Materials provided:
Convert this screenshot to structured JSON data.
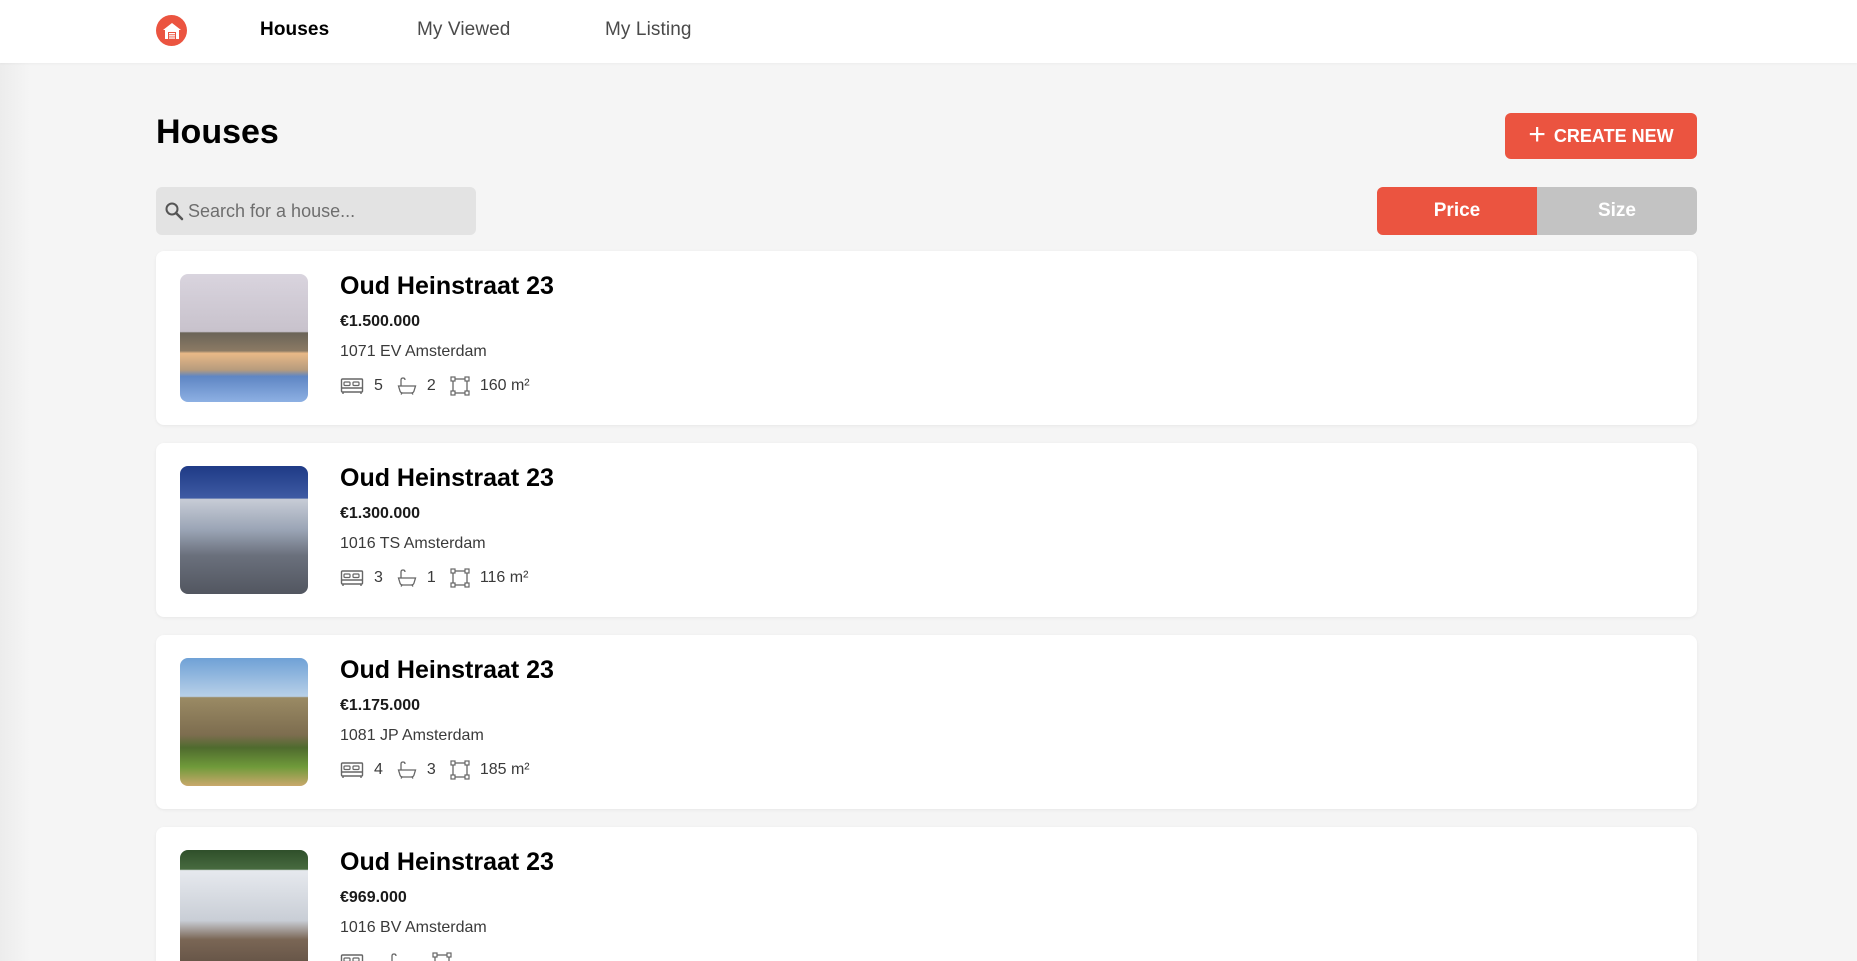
{
  "nav": {
    "items": [
      {
        "label": "Houses",
        "active": true
      },
      {
        "label": "My Viewed",
        "active": false
      },
      {
        "label": "My Listing",
        "active": false
      }
    ]
  },
  "header": {
    "title": "Houses",
    "create_label": "CREATE NEW"
  },
  "search": {
    "placeholder": "Search for a house...",
    "value": ""
  },
  "sort": {
    "options": [
      "Price",
      "Size"
    ],
    "selected": "Price"
  },
  "listings": [
    {
      "title": "Oud Heinstraat 23",
      "price": "€1.500.000",
      "address": "1071 EV Amsterdam",
      "bedrooms": "5",
      "bathrooms": "2",
      "size": "160 m²"
    },
    {
      "title": "Oud Heinstraat 23",
      "price": "€1.300.000",
      "address": "1016 TS Amsterdam",
      "bedrooms": "3",
      "bathrooms": "1",
      "size": "116 m²"
    },
    {
      "title": "Oud Heinstraat 23",
      "price": "€1.175.000",
      "address": "1081 JP Amsterdam",
      "bedrooms": "4",
      "bathrooms": "3",
      "size": "185 m²"
    },
    {
      "title": "Oud Heinstraat 23",
      "price": "€969.000",
      "address": "1016 BV Amsterdam",
      "bedrooms": "",
      "bathrooms": "",
      "size": ""
    }
  ],
  "colors": {
    "accent": "#eb5440",
    "inactive": "#c3c3c3",
    "background": "#f5f5f5"
  },
  "icons": {
    "logo": "house-icon",
    "search": "search-icon",
    "create": "plus-icon",
    "bedrooms": "bed-icon",
    "bathrooms": "bath-icon",
    "size": "area-icon"
  }
}
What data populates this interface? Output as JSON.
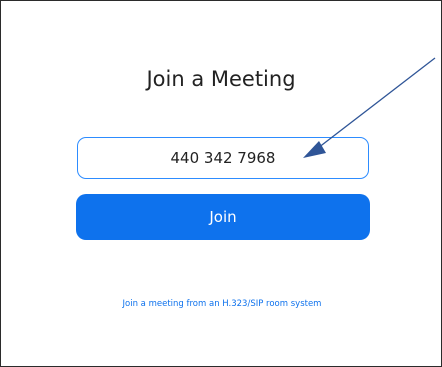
{
  "dialog": {
    "title": "Join a Meeting",
    "meeting_id_value": "440 342 7968",
    "join_label": "Join",
    "h323_link_text": "Join a meeting from an H.323/SIP room system"
  },
  "colors": {
    "accent": "#0e72ed",
    "input_border": "#2d8cff",
    "annotation_arrow": "#2f5597"
  },
  "icons": {
    "annotation": "arrow-pointer-icon"
  }
}
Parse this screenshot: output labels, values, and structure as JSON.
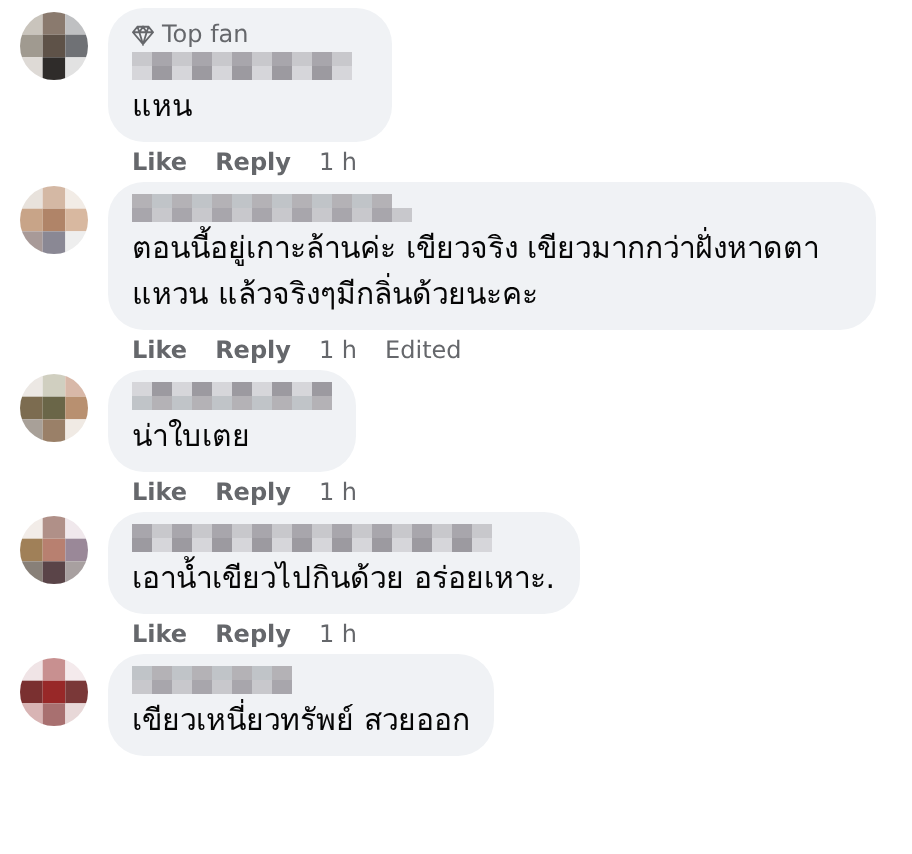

Aim: Please write out all of the material above without changing a word, and omit any pictures.

Output of the task:
Convert this screenshot to structured JSON data.
{
  "nav": {
    "items": [
      {
        "label": "Houses",
        "active": true
      },
      {
        "label": "My Viewed",
        "active": false
      },
      {
        "label": "My Listing",
        "active": false
      }
    ]
  },
  "header": {
    "title": "Houses",
    "create_label": "CREATE NEW"
  },
  "search": {
    "placeholder": "Search for a house...",
    "value": ""
  },
  "sort": {
    "options": [
      "Price",
      "Size"
    ],
    "selected": "Price"
  },
  "listings": [
    {
      "title": "Oud Heinstraat 23",
      "price": "€1.500.000",
      "address": "1071 EV Amsterdam",
      "bedrooms": "5",
      "bathrooms": "2",
      "size": "160 m²"
    },
    {
      "title": "Oud Heinstraat 23",
      "price": "€1.300.000",
      "address": "1016 TS Amsterdam",
      "bedrooms": "3",
      "bathrooms": "1",
      "size": "116 m²"
    },
    {
      "title": "Oud Heinstraat 23",
      "price": "€1.175.000",
      "address": "1081 JP Amsterdam",
      "bedrooms": "4",
      "bathrooms": "3",
      "size": "185 m²"
    },
    {
      "title": "Oud Heinstraat 23",
      "price": "€969.000",
      "address": "1016 BV Amsterdam",
      "bedrooms": "",
      "bathrooms": "",
      "size": ""
    }
  ],
  "colors": {
    "accent": "#eb5440",
    "inactive": "#c3c3c3",
    "background": "#f5f5f5"
  },
  "icons": {
    "logo": "house-icon",
    "search": "search-icon",
    "create": "plus-icon",
    "bedrooms": "bed-icon",
    "bathrooms": "bath-icon",
    "size": "area-icon"
  }
}
What data populates this interface? Output as JSON.
{
  "dialog": {
    "title": "Join a Meeting",
    "meeting_id_value": "440 342 7968",
    "join_label": "Join",
    "h323_link_text": "Join a meeting from an H.323/SIP room system"
  },
  "colors": {
    "accent": "#0e72ed",
    "input_border": "#2d8cff",
    "annotation_arrow": "#2f5597"
  },
  "icons": {
    "annotation": "arrow-pointer-icon"
  }
}
Parse this screenshot: output labels, values, and structure as JSON.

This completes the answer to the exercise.